→ **Your instructions**:
Please reproduce the stretch of the material from the line containing "y-tick-label: 8 xyxy=(200,378,214,403)" through the line containing "x-tick-label: 2026 xyxy=(707,791,761,816)", swapping "data-label" for "value-label" and leaving everything else unchanged.

Layout element entries

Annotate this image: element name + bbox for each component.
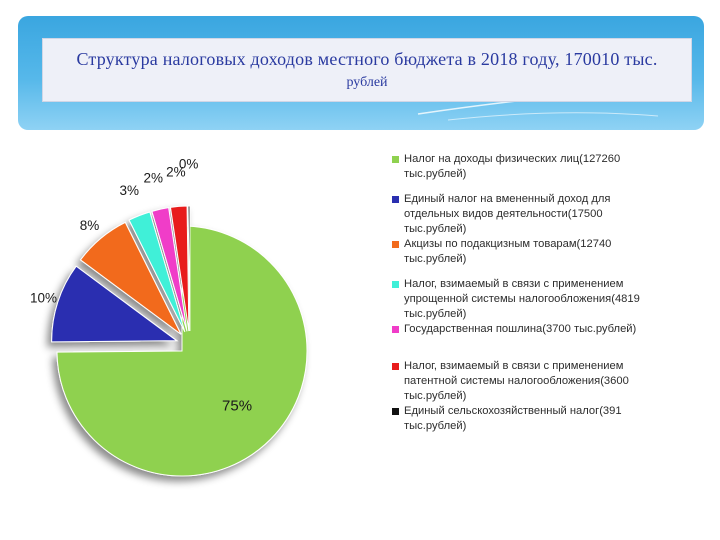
legend-color-marker xyxy=(392,281,399,288)
pie-chart: 75%10%8%3%2% 2%0% xyxy=(30,157,308,477)
legend-item: Единый налог на вмененный доход для отдел… xyxy=(392,192,682,237)
pie-slice xyxy=(56,225,308,477)
legend-item: Налог на доходы физических лиц(127260 тыс… xyxy=(392,152,682,182)
slice-percent-label: 10% xyxy=(30,290,57,305)
pie-slices xyxy=(51,205,308,477)
slice-percent-label: 0% xyxy=(179,157,199,172)
legend-color-marker xyxy=(392,196,399,203)
legend-text-line: упрощенной системы налогообложения(4819 xyxy=(404,293,640,305)
pie-slice xyxy=(187,205,191,332)
legend-text-line: Налог, взимаемый в связи с применением xyxy=(404,278,624,290)
slice-percent-label: 75% xyxy=(222,398,252,415)
page-title: Структура налоговых доходов местного бюд… xyxy=(76,49,658,69)
legend-text-line: тыс.рублей) xyxy=(404,253,467,265)
legend: Налог на доходы физических лиц(127260 тыс… xyxy=(392,152,682,434)
legend-item: Государственная пошлина(3700 тыс.рублей) xyxy=(392,322,682,337)
pie-slice xyxy=(79,221,182,335)
page-title-continued: рублей xyxy=(346,75,388,90)
pie-labels: 75%10%8%3%2% 2%0% xyxy=(30,157,252,415)
legend-text-line: Налог на доходы физических лиц(127260 xyxy=(404,153,621,165)
legend-text-line: Акцизы по подакцизным товарам(12740 xyxy=(404,238,612,250)
legend-text-line: тыс.рублей) xyxy=(404,420,467,432)
pie-slice xyxy=(151,207,188,332)
slice-percent-label: 2% xyxy=(166,165,186,180)
legend-text-line: Государственная пошлина(3700 тыс.рублей) xyxy=(404,323,637,335)
legend-text-line: патентной системы налогообложения(3600 xyxy=(404,375,629,387)
slice-percent-label: 8% xyxy=(80,218,100,233)
legend-item: Налог, взимаемый в связи с применением па… xyxy=(392,359,682,404)
legend-text-line: отдельных видов деятельности(17500 xyxy=(404,208,603,220)
legend-text-line: Единый налог на вмененный доход для xyxy=(404,193,611,205)
legend-text-line: Налог, взимаемый в связи с применением xyxy=(404,360,624,372)
legend-color-marker xyxy=(392,156,399,163)
legend-text-line: Единый сельскохозяйственный налог(391 xyxy=(404,405,622,417)
legend-color-marker xyxy=(392,363,399,370)
title-panel: Структура налоговых доходов местного бюд… xyxy=(42,38,692,102)
legend-color-marker xyxy=(392,408,399,415)
pie-slice xyxy=(51,265,179,343)
legend-text-line: тыс.рублей) xyxy=(404,308,467,320)
legend-item: Акцизы по подакцизным товарам(12740 тыс.р… xyxy=(392,237,682,267)
legend-text-line: тыс.рублей) xyxy=(404,168,467,180)
legend-item: Единый сельскохозяйственный налог(391 тыс… xyxy=(392,404,682,434)
legend-text-line: тыс.рублей) xyxy=(404,223,467,235)
legend-text-line: тыс.рублей) xyxy=(404,390,467,402)
pie-slice xyxy=(169,205,190,332)
pie-slice xyxy=(128,211,186,333)
legend-item: Налог, взимаемый в связи с применением уп… xyxy=(392,277,682,322)
legend-color-marker xyxy=(392,326,399,333)
slice-percent-label: 2% xyxy=(144,170,164,185)
legend-color-marker xyxy=(392,241,399,248)
slice-percent-label: 3% xyxy=(120,183,140,198)
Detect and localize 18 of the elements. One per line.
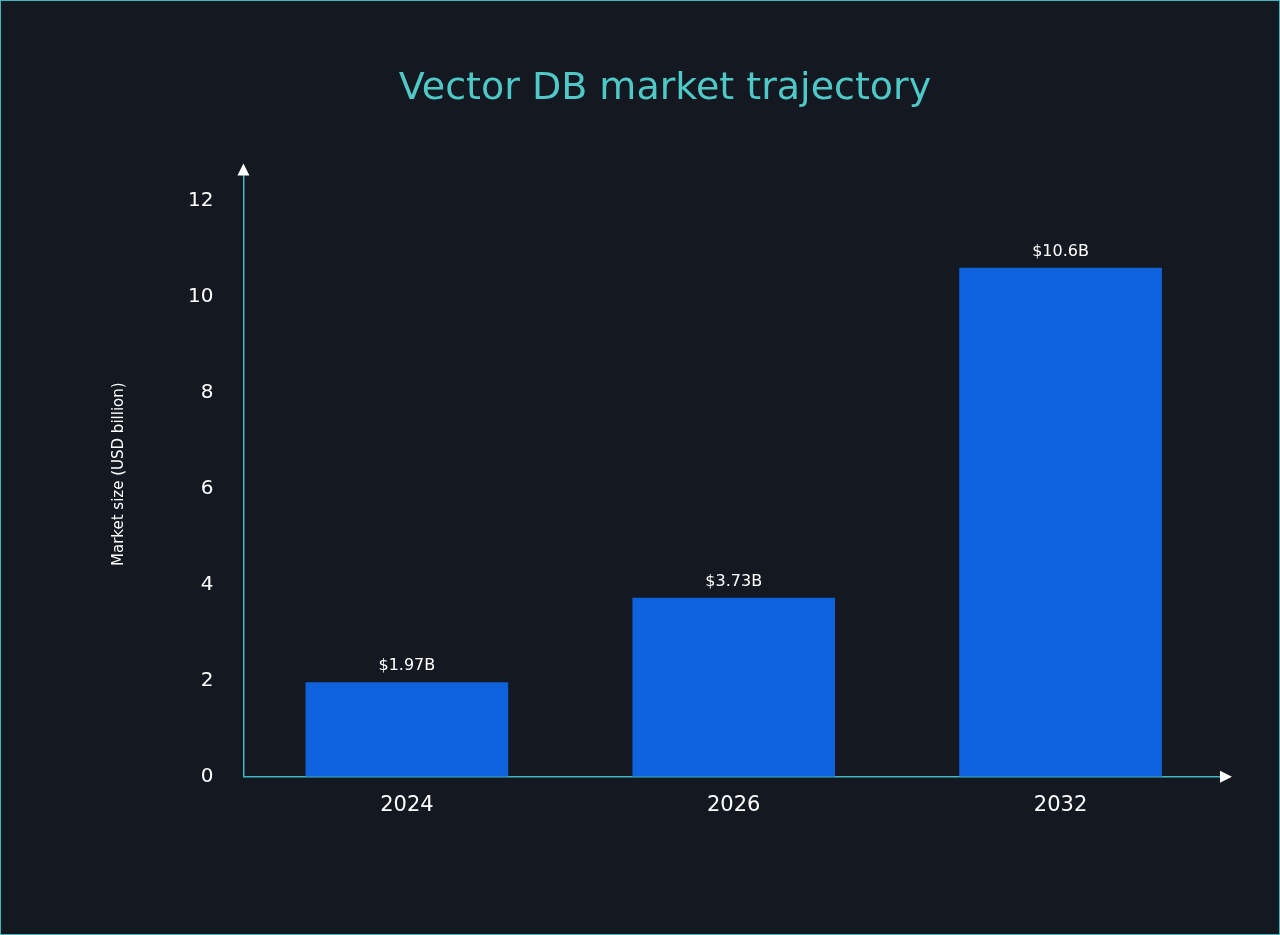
y-tick-label: 8 xyxy=(200,378,214,403)
bar xyxy=(959,267,1162,777)
y-tick-label: 10 xyxy=(188,282,214,307)
y-tick-label: 12 xyxy=(188,186,214,211)
y-tick-label: 4 xyxy=(200,570,214,595)
x-tick-label: 2032 xyxy=(1033,791,1088,816)
data-label: $3.73B xyxy=(705,570,763,590)
bar xyxy=(305,682,509,777)
y-tick-label: 2 xyxy=(200,666,214,691)
data-label: $10.6B xyxy=(1032,240,1089,260)
y-tick-label: 6 xyxy=(200,474,214,499)
x-tick-label: 2024 xyxy=(380,791,434,816)
y-axis-title: Market size (USD billion) xyxy=(108,382,127,566)
y-tick-label: 0 xyxy=(200,763,214,787)
x-tick-label: 2026 xyxy=(707,791,761,816)
data-label: $1.97B xyxy=(378,655,436,675)
chart-title: Vector DB market trajectory xyxy=(398,63,932,108)
bar xyxy=(632,597,836,777)
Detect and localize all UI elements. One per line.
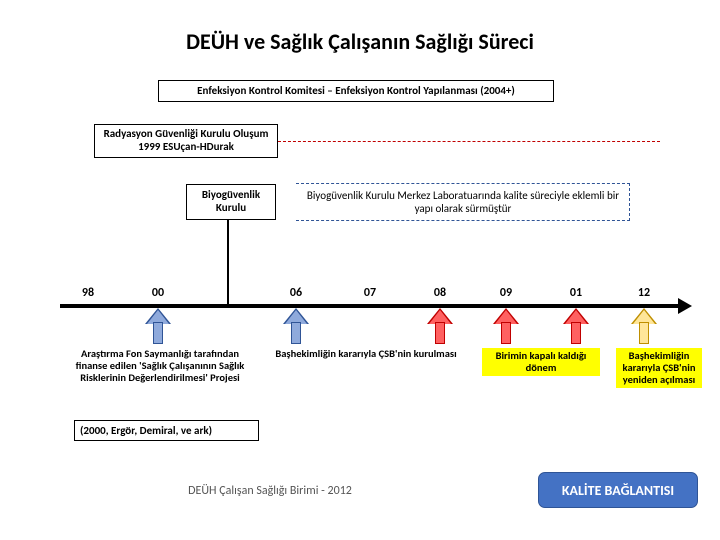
annotation-bashekim-yeniden: Başhekimliğin kararıyla ÇSB'nin yeniden … (616, 348, 702, 388)
enfeksiyon-box: Enfeksiyon Kontrol Komitesi – Enfeksiyon… (158, 80, 554, 102)
timeline-arrowhead (678, 298, 692, 314)
annotation-bashekim-kurulma: Başhekimliğin kararıyla ÇSB'nin kurulmas… (268, 348, 464, 360)
ergor-box: (2000, Ergör, Demiral, ve ark) (74, 420, 259, 441)
year-label-07: 07 (355, 286, 385, 300)
up-arrow-4 (565, 310, 587, 344)
timeline-axis (60, 304, 680, 308)
annotation-arastirma: Araştırma Fon Saymanlığı tarafından fina… (74, 348, 246, 384)
up-arrow-0 (147, 310, 169, 344)
kalite-button[interactable]: KALİTE BAĞLANTISI (538, 472, 698, 508)
annotation-birim-kapali: Birimin kapalı kaldığı dönem (482, 348, 600, 376)
biyoguvenlik-box: Biyogüvenlik Kurulu (186, 184, 276, 220)
year-label-06: 06 (281, 286, 311, 300)
year-label-09: 09 (491, 286, 521, 300)
up-arrow-5 (633, 310, 655, 344)
up-arrow-3 (495, 310, 517, 344)
year-label-08: 08 (425, 286, 455, 300)
connector-biyog-timeline (227, 220, 229, 304)
year-label-01: 01 (561, 286, 591, 300)
year-label-98: 98 (73, 286, 103, 300)
up-arrow-1 (285, 310, 307, 344)
biyomerkez-text: Biyogüvenlik Kurulu Merkez Laboratuarınd… (298, 183, 628, 221)
radyasyon-box: Radyasyon Güvenliği Kurulu Oluşum 1999 E… (94, 124, 278, 158)
page-title: DEÜH ve Sağlık Çalışanın Sağlığı Süreci (0, 28, 720, 55)
connector-radyasyon-dashed (278, 141, 660, 142)
footer-text: DEÜH Çalışan Sağlığı Birimi - 2012 (0, 484, 540, 498)
year-label-12: 12 (629, 286, 659, 300)
up-arrow-2 (429, 310, 451, 344)
year-label-00: 00 (143, 286, 173, 300)
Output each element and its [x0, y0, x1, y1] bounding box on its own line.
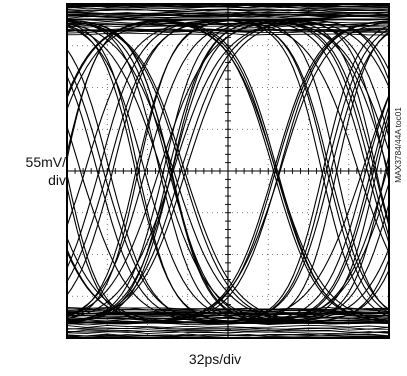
x-axis-scale-label: 32ps/div — [188, 351, 242, 367]
y-scale-line2: div — [48, 172, 66, 188]
figure-id-label: MAX3784/44A toc01 — [392, 30, 404, 260]
y-axis-scale-label: 55mV/ div — [8, 153, 66, 189]
y-scale-line1: 55mV/ — [25, 154, 66, 170]
figure-id-text: MAX3784/44A toc01 — [393, 107, 403, 183]
plot-frame-border — [66, 3, 390, 339]
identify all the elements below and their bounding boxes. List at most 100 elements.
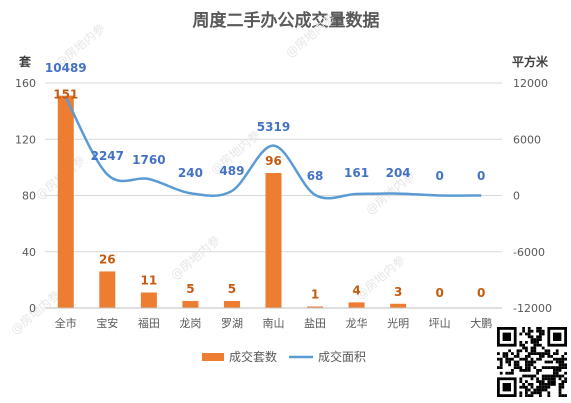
- qr-module: [539, 369, 542, 372]
- data-labels: 151 26 11 5 5 96 1 4 3 0 0 10489 2247 1760 240 489 5319 6…: [45, 61, 486, 302]
- qr-module: [519, 341, 523, 344]
- qr-module: [522, 357, 525, 361]
- qr-module: [544, 349, 548, 353]
- legend-label: 成交面积: [318, 349, 366, 364]
- qr-module: [558, 383, 562, 386]
- bar: [390, 303, 407, 308]
- qr-module: [558, 360, 562, 364]
- qr-module: [525, 346, 528, 350]
- qr-module: [533, 388, 537, 392]
- bar: [182, 300, 199, 308]
- qr-module: [536, 357, 539, 361]
- qr-module: [561, 355, 565, 358]
- bar: [265, 173, 282, 308]
- qr-module: [558, 374, 562, 378]
- qr-module: [536, 377, 539, 381]
- bar-series: [57, 95, 407, 308]
- qr-module: [525, 369, 528, 372]
- qr-module: [539, 380, 542, 383]
- qr-module: [539, 383, 542, 386]
- qr-module: [533, 349, 537, 353]
- qr-module: [530, 338, 534, 341]
- qr-module: [539, 352, 542, 355]
- qr-module: [516, 360, 520, 364]
- qr-module: [539, 394, 542, 397]
- qr-module: [522, 343, 525, 347]
- qr-module: [547, 355, 551, 358]
- qr-module: [525, 332, 528, 336]
- bar-value-label: 151: [53, 88, 78, 102]
- qr-module: [536, 335, 539, 339]
- bar-value-label: 4: [352, 283, 360, 297]
- qr-module: [530, 346, 534, 350]
- bar-value-label: 96: [265, 154, 282, 168]
- legend-swatch-bar: [202, 353, 224, 361]
- line-value-label: 0: [477, 169, 485, 183]
- qr-module: [516, 355, 520, 358]
- qr-module: [533, 366, 537, 369]
- bar-value-label: 3: [394, 285, 402, 299]
- qr-module: [561, 374, 565, 378]
- qr-module: [564, 380, 567, 383]
- bar-value-label: 11: [141, 274, 158, 288]
- category-label: 坪山: [429, 317, 451, 330]
- qr-module: [527, 394, 531, 397]
- category-label: 大鹏: [470, 316, 492, 330]
- qr-module: [536, 385, 539, 389]
- qr-module: [497, 357, 500, 361]
- qr-module: [539, 338, 542, 341]
- right-tick-label: 12000: [513, 77, 548, 90]
- qr-module: [558, 394, 562, 397]
- right-tick-label: 6000: [513, 133, 541, 146]
- qr-module: [516, 352, 520, 355]
- qr-module: [519, 377, 523, 381]
- qr-module: [541, 385, 545, 389]
- qr-module: [536, 380, 539, 383]
- line-value-label: 10489: [45, 61, 87, 75]
- qr-module: [555, 374, 559, 378]
- qr-module: [525, 374, 528, 378]
- qr-module: [519, 391, 523, 395]
- qr-module: [505, 357, 509, 361]
- qr-module: [541, 377, 545, 381]
- qr-finder: [502, 332, 511, 341]
- qr-module: [536, 341, 539, 344]
- qr-module: [533, 352, 537, 355]
- right-tick-label: -6000: [513, 246, 545, 259]
- qr-module: [522, 385, 525, 389]
- qr-module: [536, 391, 539, 395]
- qr-module: [533, 374, 537, 378]
- qr-module: [505, 360, 509, 364]
- qr-module: [541, 388, 545, 392]
- qr-module: [553, 366, 556, 369]
- qr-module: [527, 352, 531, 355]
- qr-module: [519, 380, 523, 383]
- qr-module: [499, 366, 503, 369]
- qr-module: [561, 383, 565, 386]
- left-tick-label: 160: [15, 77, 36, 90]
- qr-module: [539, 355, 542, 358]
- qr-module: [553, 383, 556, 386]
- qr-module: [497, 366, 500, 369]
- left-axis-unit: 套: [18, 54, 32, 69]
- qr-module: [527, 374, 531, 378]
- qr-module: [525, 349, 528, 353]
- qr-module: [499, 357, 503, 361]
- qr-module: [544, 385, 548, 389]
- qr-module: [536, 371, 539, 375]
- qr-module: [541, 374, 545, 378]
- bar-value-label: 0: [436, 286, 444, 300]
- line-value-label: 1760: [132, 153, 165, 167]
- right-tick-label: -12000: [513, 302, 552, 315]
- qr-module: [527, 332, 531, 336]
- qr-module: [522, 346, 525, 350]
- qr-module: [519, 349, 523, 353]
- qr-module: [511, 369, 514, 372]
- qr-module: [553, 371, 556, 375]
- qr-module: [555, 352, 559, 355]
- qr-module: [539, 329, 542, 333]
- qr-module: [508, 363, 511, 367]
- qr-module: [513, 355, 517, 358]
- line-value-label: 240: [178, 166, 203, 180]
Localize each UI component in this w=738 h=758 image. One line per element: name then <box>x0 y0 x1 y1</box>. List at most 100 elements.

→ **Result**:
y-tick-label: 8 xyxy=(200,378,214,403)
bar xyxy=(959,267,1162,777)
y-tick-label: 10 xyxy=(188,282,214,307)
y-tick-label: 12 xyxy=(188,186,214,211)
y-tick-label: 4 xyxy=(200,570,214,595)
x-tick-label: 2032 xyxy=(1033,791,1088,816)
value-label: $3.73B xyxy=(705,570,763,590)
bar xyxy=(305,682,509,777)
y-tick-label: 2 xyxy=(200,666,214,691)
value-label: $10.6B xyxy=(1032,240,1089,260)
y-tick-label: 6 xyxy=(200,474,214,499)
x-tick-label: 2024 xyxy=(380,791,434,816)
y-axis-title: Market size (USD billion) xyxy=(108,382,127,566)
y-tick-label: 0 xyxy=(200,763,214,787)
x-tick-label: 2026 xyxy=(707,791,761,816)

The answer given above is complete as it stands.